*Work to complete*
Hunt for the word "which" across the entries below, copying each line that holds it.

[Collection entries]
▼

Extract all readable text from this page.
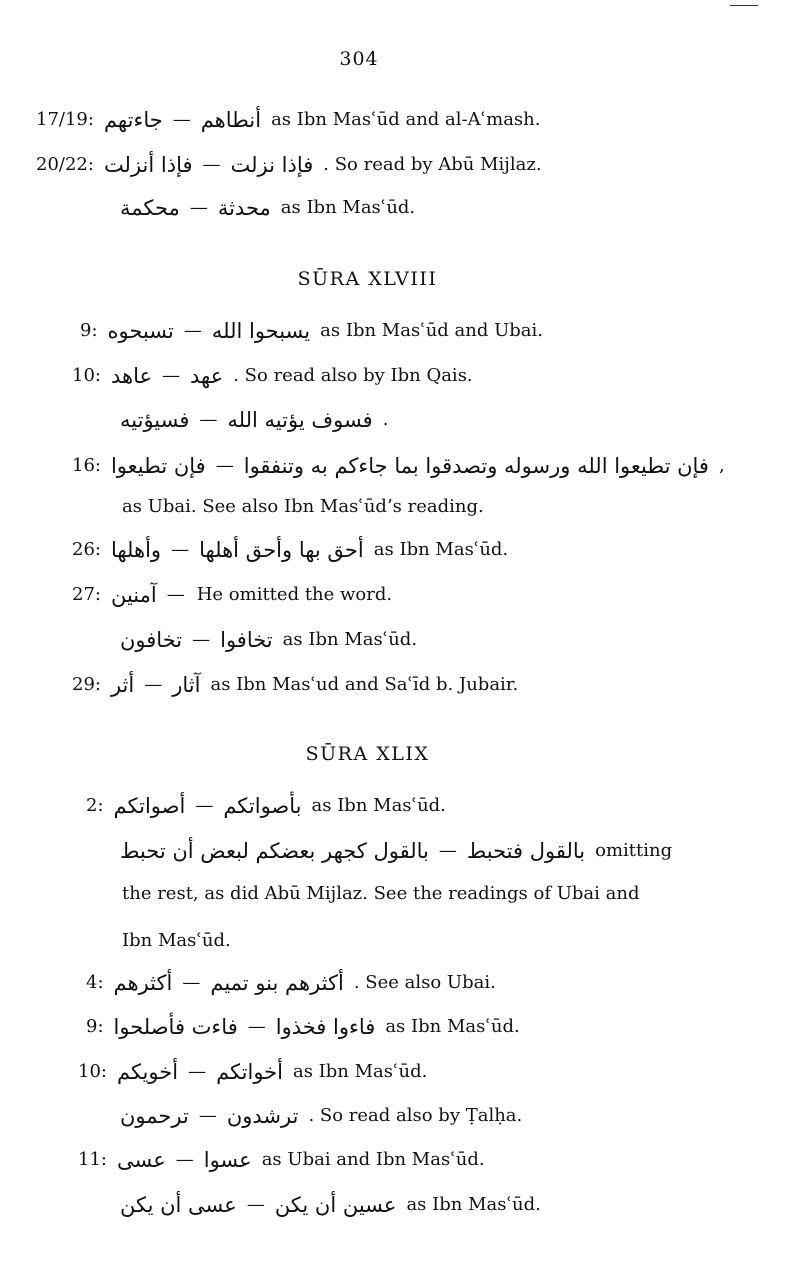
304
17/19: جاءتهم — أنطاهم as Ibn Masʿūd and al-Aʿmash.
20/22: فإذا أنزلت — فإذا نزلت . So read by Abū Mijlaz.
محكمة — محدثة as Ibn Masʿūd.
SŪRA XLVIII
9: تسبحوه — يسبحوا الله as Ibn Masʿūd and Ubai.
10: عاهد — عهد . So read also by Ibn Qais.
فسيؤتيه — فسوف يؤتيه الله .
16: فإن تطيعوا — فإن تطيعوا الله ورسوله وتصدقوا بما جاءكم به وتنفقوا ,
as Ubai. See also Ibn Masʿūd’s reading.
26: وأهلها — أحق بها وأحق أهلها as Ibn Masʿūd.
27: آمنين — He omitted the word.
تخافون — تخافوا as Ibn Masʿūd.
29: أثر — آثار as Ibn Masʿud and Saʿīd b. Jubair.
SŪRA XLIX
2: أصواتكم — بأصواتكم as Ibn Masʿūd.
بالقول كجهر بعضكم لبعض أن تحبط — بالقول فتحبط omitting
the rest, as did Abū Mijlaz. See the readings of Ubai and
Ibn Masʿūd.
4: أكثرهم — أكثرهم بنو تميم . See also Ubai.
9: فاءت فأصلحوا — فاءوا فخذوا as Ibn Masʿūd.
10: أخويكم — أخواتكم as Ibn Masʿūd.
ترحمون — ترشدون . So read also by Ṭalḥa.
11: عسى — عسوا as Ubai and Ibn Masʿūd.
عسى أن يكن — عسين أن يكن as Ibn Masʿūd.
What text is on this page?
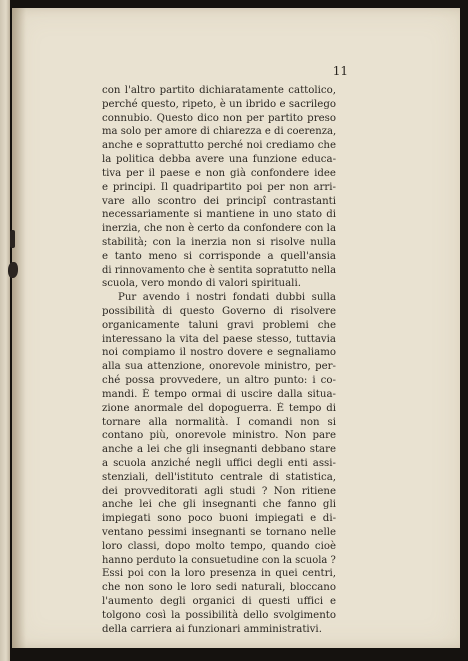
11
con l'altro partito dichiaratamente cattolico,
perché questo, ripeto, è un ibrido e sacrilego
connubio. Questo dico non per partito preso
ma solo per amore di chiarezza e di coerenza,
anche e soprattutto perché noi crediamo che
la politica debba avere una funzione educa-
tiva per il paese e non già confondere idee
e principi. Il quadripartito poi per non arri-
vare allo scontro dei principî contrastanti
necessariamente si mantiene in uno stato di
inerzia, che non è certo da confondere con la
stabilità; con la inerzia non si risolve nulla
e tanto meno si corrisponde a quell'ansia
di rinnovamento che è sentita sopratutto nella
scuola, vero mondo di valori spirituali.
Pur avendo i nostri fondati dubbi sulla
possibilità di questo Governo di risolvere
organicamente taluni gravi problemi che
interessano la vita del paese stesso, tuttavia
noi compiamo il nostro dovere e segnaliamo
alla sua attenzione, onorevole ministro, per-
ché possa provvedere, un altro punto: i co-
mandi. È tempo ormai di uscire dalla situa-
zione anormale del dopoguerra. È tempo di
tornare alla normalità. I comandi non si
contano più, onorevole ministro. Non pare
anche a lei che gli insegnanti debbano stare
a scuola anziché negli uffici degli enti assi-
stenziali, dell'istituto centrale di statistica,
dei provveditorati agli studi ? Non ritiene
anche lei che gli insegnanti che fanno gli
impiegati sono poco buoni impiegati e di-
ventano pessimi insegnanti se tornano nelle
loro classi, dopo molto tempo, quando cioè
hanno perduto la consuetudine con la scuola ?
Essi poi con la loro presenza in quei centri,
che non sono le loro sedi naturali, bloccano
l'aumento degli organici di questi uffici e
tolgono così la possibilità dello svolgimento
della carriera ai funzionari amministrativi.
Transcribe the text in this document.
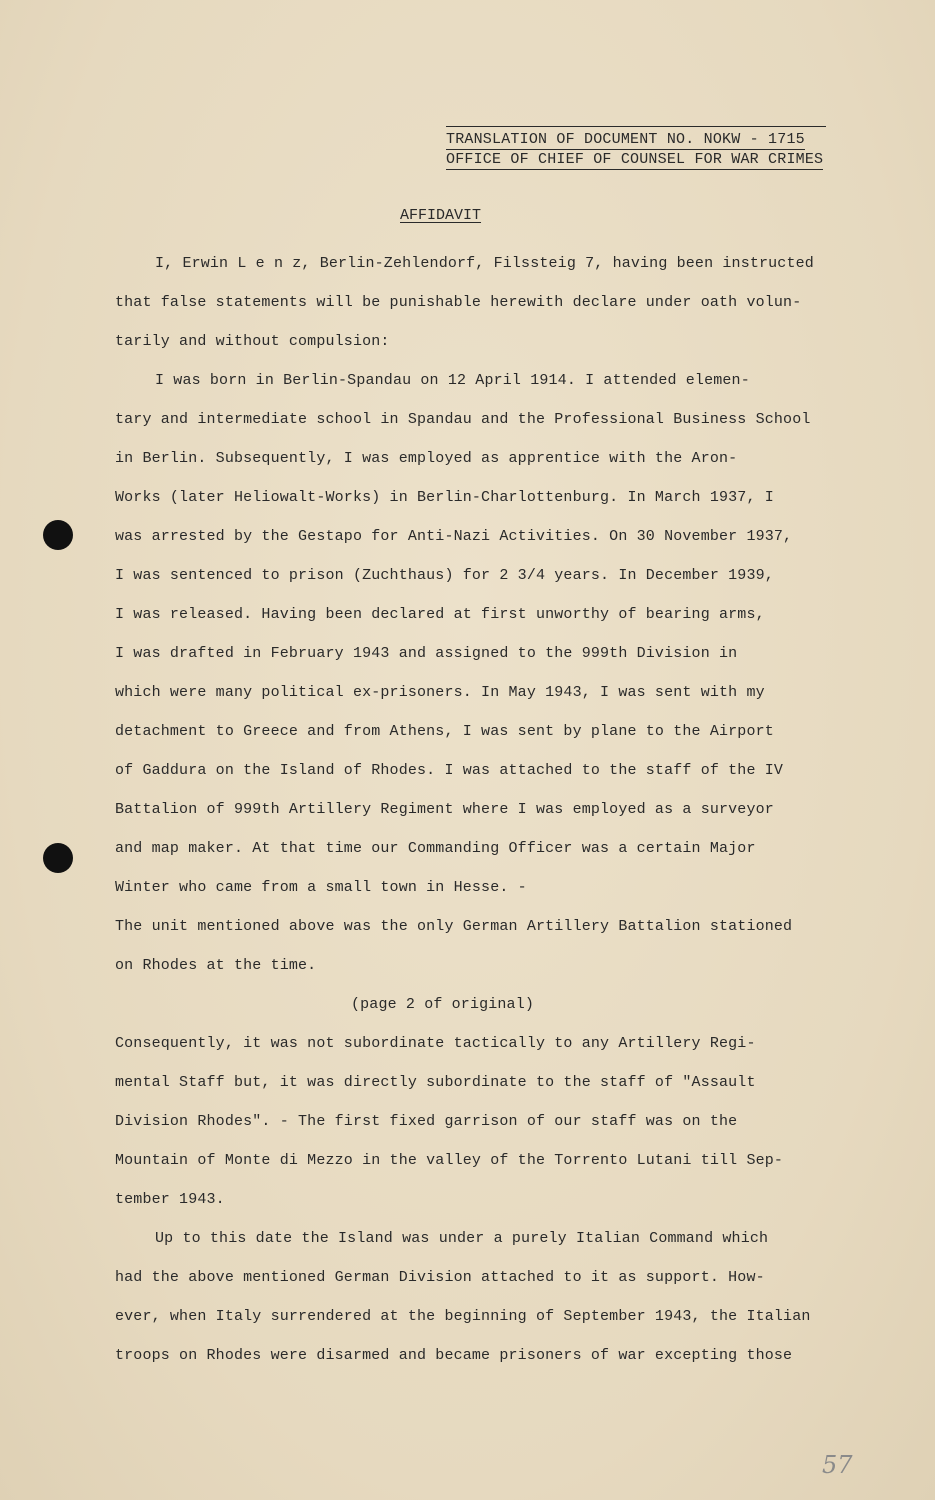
TRANSLATION OF DOCUMENT NO. NOKW - 1715
OFFICE OF CHIEF OF COUNSEL FOR WAR CRIMES
AFFIDAVIT
I, Erwin L e n z, Berlin-Zehlendorf, Filssteig 7, having been instructed
that false statements will be punishable herewith declare under oath volun-
tarily and without compulsion:
I was born in Berlin-Spandau on 12 April 1914. I attended elemen-
tary and intermediate school in Spandau and the Professional Business School
in Berlin. Subsequently, I was employed as apprentice with the Aron-
Works (later Heliowalt-Works) in Berlin-Charlottenburg. In March 1937, I
was arrested by the Gestapo for Anti-Nazi Activities. On 30 November 1937,
I was sentenced to prison (Zuchthaus) for 2 3/4 years. In December 1939,
I was released. Having been declared at first unworthy of bearing arms,
I was drafted in February 1943 and assigned to the 999th Division in
which were many political ex-prisoners. In May 1943, I was sent with my
detachment to Greece and from Athens, I was sent by plane to the Airport
of Gaddura on the Island of Rhodes. I was attached to the staff of the IV
Battalion of 999th Artillery Regiment where I was employed as a surveyor
and map maker. At that time our Commanding Officer was a certain Major
Winter who came from a small town in Hesse. -
The unit mentioned above was the only German Artillery Battalion stationed
on Rhodes at the time.
(page 2 of original)
Consequently, it was not subordinate tactically to any Artillery Regi-
mental Staff but, it was directly subordinate to the staff of "Assault
Division Rhodes". - The first fixed garrison of our staff was on the
Mountain of Monte di Mezzo in the valley of the Torrento Lutani till Sep-
tember 1943.
Up to this date the Island was under a purely Italian Command which
had the above mentioned German Division attached to it as support. How-
ever, when Italy surrendered at the beginning of September 1943, the Italian
troops on Rhodes were disarmed and became prisoners of war excepting those
57
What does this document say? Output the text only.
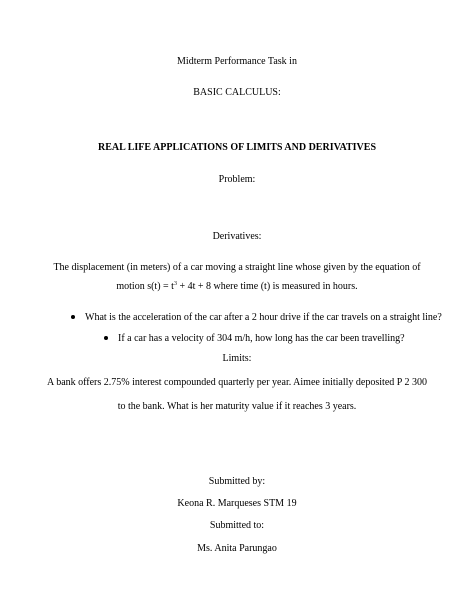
Midterm Performance Task in
BASIC CALCULUS:
REAL LIFE APPLICATIONS OF LIMITS AND DERIVATIVES
Problem:
Derivatives:
The displacement (in meters) of a car moving a straight line whose given by the equation of
motion $s(t) = t^3 + 4t + 8$ where time (t) is measured in hours.
What is the acceleration of the car after a 2 hour drive if the car travels on a straight line?
If a car has a velocity of 304 m/h, how long has the car been travelling?
Limits:
A bank offers 2.75% interest compounded quarterly per year. Aimee initially deposited P 2 300
to the bank. What is her maturity value if it reaches 3 years.
Submitted by:
Keona R. Marqueses STM 19
Submitted to:
Ms. Anita Parungao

▲

*Reply*
which were many political ex-prisoners. In May 1943, I was sent with my
Up to this date the Island was under a purely Italian Command which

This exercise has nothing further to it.